-- begin INFORMATION PROVIDED --

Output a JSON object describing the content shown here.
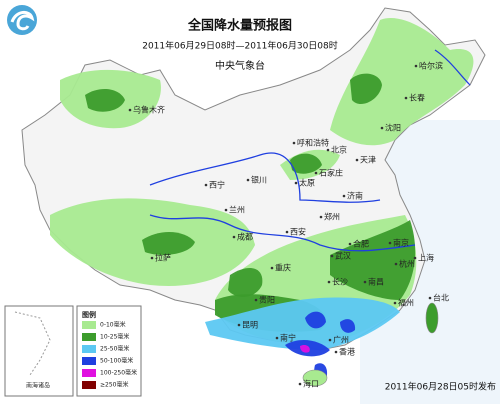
{
  "header": {
    "title": "全国降水量预报图",
    "subtitle": "2011年06月29日08时—2011年06月30日08时",
    "agency": "中央气象台"
  },
  "legend": {
    "title": "图例",
    "items": [
      {
        "label": "0-10毫米",
        "color": "#a8ea90"
      },
      {
        "label": "10-25毫米",
        "color": "#3c9c2c"
      },
      {
        "label": "25-50毫米",
        "color": "#5cc8f2"
      },
      {
        "label": "50-100毫米",
        "color": "#1f3fe0"
      },
      {
        "label": "100-250毫米",
        "color": "#e010e0"
      },
      {
        "label": "≥250毫米",
        "color": "#800000"
      }
    ]
  },
  "inset": {
    "label": "南海诸岛"
  },
  "cities": [
    "乌鲁木齐",
    "哈尔滨",
    "长春",
    "沈阳",
    "呼和浩特",
    "北京",
    "天津",
    "银川",
    "石家庄",
    "太原",
    "济南",
    "西宁",
    "兰州",
    "郑州",
    "西安",
    "合肥",
    "南京",
    "上海",
    "成都",
    "武汉",
    "杭州",
    "拉萨",
    "重庆",
    "长沙",
    "南昌",
    "福州",
    "贵阳",
    "台北",
    "昆明",
    "南宁",
    "广州",
    "香港",
    "海口"
  ],
  "footer": {
    "issued": "2011年06月28日05时发布"
  }
}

-- end INFORMATION PROVIDED --

PROMPT –
Go through the listing above and write it out again exactly, dropping the pictures.

SOLUTION TO THE EXERCISE –
Output a JSON object describing the content shown here.
{
  "header": {
    "title": "全国降水量预报图",
    "subtitle": "2011年06月29日08时—2011年06月30日08时",
    "agency": "中央气象台"
  },
  "legend": {
    "title": "图例",
    "items": [
      {
        "label": "0-10毫米",
        "color": "#a8ea90"
      },
      {
        "label": "10-25毫米",
        "color": "#3c9c2c"
      },
      {
        "label": "25-50毫米",
        "color": "#5cc8f2"
      },
      {
        "label": "50-100毫米",
        "color": "#1f3fe0"
      },
      {
        "label": "100-250毫米",
        "color": "#e010e0"
      },
      {
        "label": "≥250毫米",
        "color": "#800000"
      }
    ]
  },
  "inset": {
    "label": "南海诸岛"
  },
  "cities": [
    "乌鲁木齐",
    "哈尔滨",
    "长春",
    "沈阳",
    "呼和浩特",
    "北京",
    "天津",
    "银川",
    "石家庄",
    "太原",
    "济南",
    "西宁",
    "兰州",
    "郑州",
    "西安",
    "合肥",
    "南京",
    "上海",
    "成都",
    "武汉",
    "杭州",
    "拉萨",
    "重庆",
    "长沙",
    "南昌",
    "福州",
    "贵阳",
    "台北",
    "昆明",
    "南宁",
    "广州",
    "香港",
    "海口"
  ],
  "footer": {
    "issued": "2011年06月28日05时发布"
  }
}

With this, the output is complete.